▸ **Records for the task**
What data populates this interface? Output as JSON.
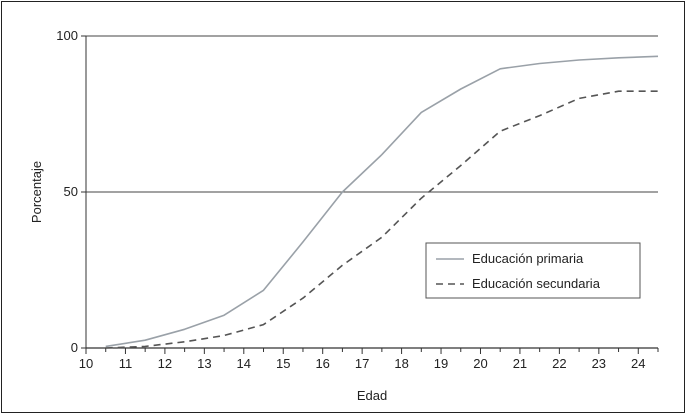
{
  "chart_data": {
    "type": "line",
    "title": "",
    "xlabel": "Edad",
    "ylabel": "Porcentaje",
    "xlim": [
      10,
      24.5
    ],
    "ylim": [
      0,
      100
    ],
    "x_ticks": [
      "10",
      "11",
      "12",
      "13",
      "14",
      "15",
      "16",
      "17",
      "18",
      "19",
      "20",
      "21",
      "22",
      "23",
      "24"
    ],
    "y_ticks": [
      "0",
      "50",
      "100"
    ],
    "grid": "horizontal at 50 and 100",
    "legend_position": "right, middle",
    "series": [
      {
        "name": "Educación primaria",
        "style": "solid",
        "color": "#9aa1a8",
        "x": [
          10.5,
          11.5,
          12.5,
          13.5,
          14.5,
          15.5,
          16.5,
          17.5,
          18.5,
          19.5,
          20.5,
          21.5,
          22.5,
          23.5,
          24.5
        ],
        "y": [
          0.5,
          2.5,
          6,
          10.5,
          18.5,
          34,
          50,
          62,
          75.5,
          83,
          89.5,
          91.2,
          92.3,
          93,
          93.5
        ]
      },
      {
        "name": "Educación secundaria",
        "style": "dashed",
        "color": "#555555",
        "x": [
          10.5,
          11.5,
          12.5,
          13.5,
          14.5,
          15.5,
          16.5,
          17.5,
          18.5,
          19.5,
          20.5,
          21.5,
          22.5,
          23.5,
          24.5
        ],
        "y": [
          0,
          0.5,
          2,
          4,
          7.5,
          16,
          26.5,
          35.5,
          48,
          58.5,
          69.5,
          74.5,
          80,
          82.3,
          82.3
        ]
      }
    ]
  }
}
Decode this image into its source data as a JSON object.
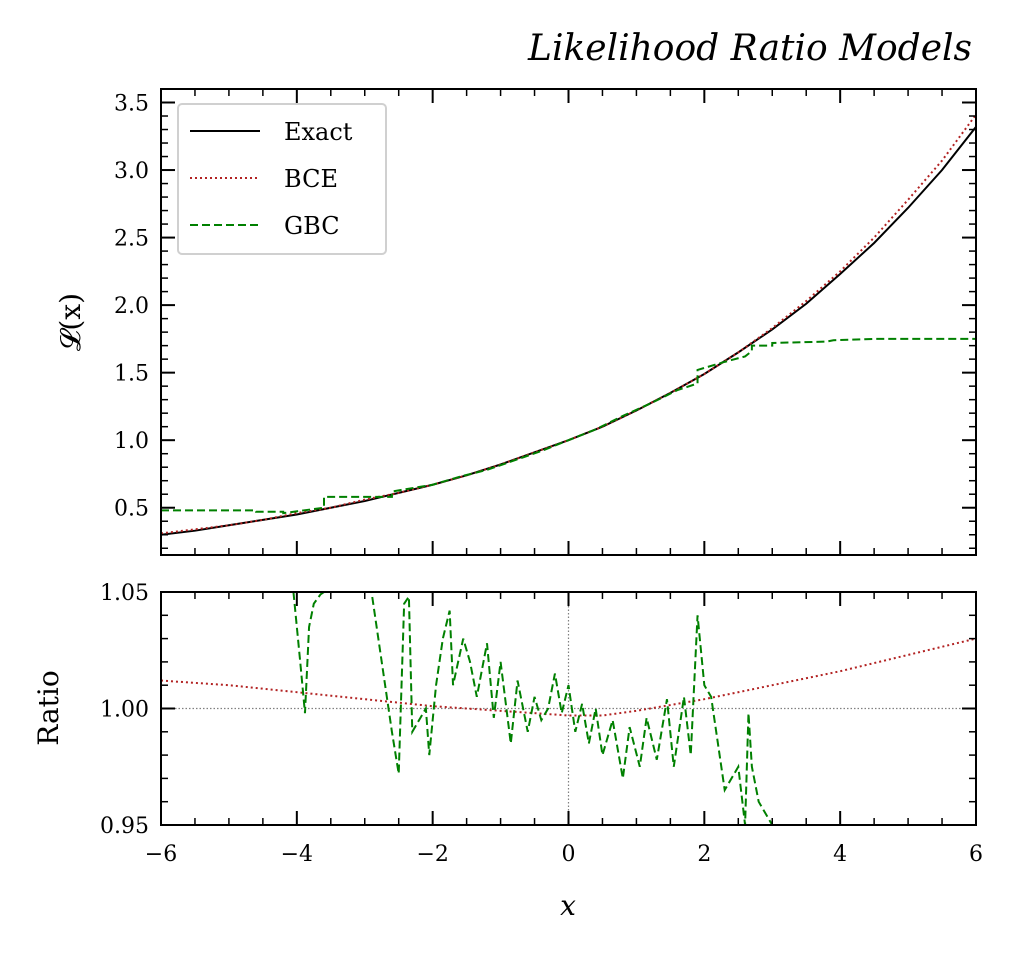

▸ **Direction**
Take the records above and transcribe them exactly, dropping every picture.

▸ **Answer below**
What data populates this interface? Output as JSON.
{
  "chart_data": {
    "type": "line",
    "title": "",
    "xlabel": "Edad",
    "ylabel": "Porcentaje",
    "xlim": [
      10,
      24.5
    ],
    "ylim": [
      0,
      100
    ],
    "x_ticks": [
      "10",
      "11",
      "12",
      "13",
      "14",
      "15",
      "16",
      "17",
      "18",
      "19",
      "20",
      "21",
      "22",
      "23",
      "24"
    ],
    "y_ticks": [
      "0",
      "50",
      "100"
    ],
    "grid": "horizontal at 50 and 100",
    "legend_position": "right, middle",
    "series": [
      {
        "name": "Educación primaria",
        "style": "solid",
        "color": "#9aa1a8",
        "x": [
          10.5,
          11.5,
          12.5,
          13.5,
          14.5,
          15.5,
          16.5,
          17.5,
          18.5,
          19.5,
          20.5,
          21.5,
          22.5,
          23.5,
          24.5
        ],
        "y": [
          0.5,
          2.5,
          6,
          10.5,
          18.5,
          34,
          50,
          62,
          75.5,
          83,
          89.5,
          91.2,
          92.3,
          93,
          93.5
        ]
      },
      {
        "name": "Educación secundaria",
        "style": "dashed",
        "color": "#555555",
        "x": [
          10.5,
          11.5,
          12.5,
          13.5,
          14.5,
          15.5,
          16.5,
          17.5,
          18.5,
          19.5,
          20.5,
          21.5,
          22.5,
          23.5,
          24.5
        ],
        "y": [
          0,
          0.5,
          2,
          4,
          7.5,
          16,
          26.5,
          35.5,
          48,
          58.5,
          69.5,
          74.5,
          80,
          82.3,
          82.3
        ]
      }
    ]
  }
}
Decode this image into its source data as a JSON object.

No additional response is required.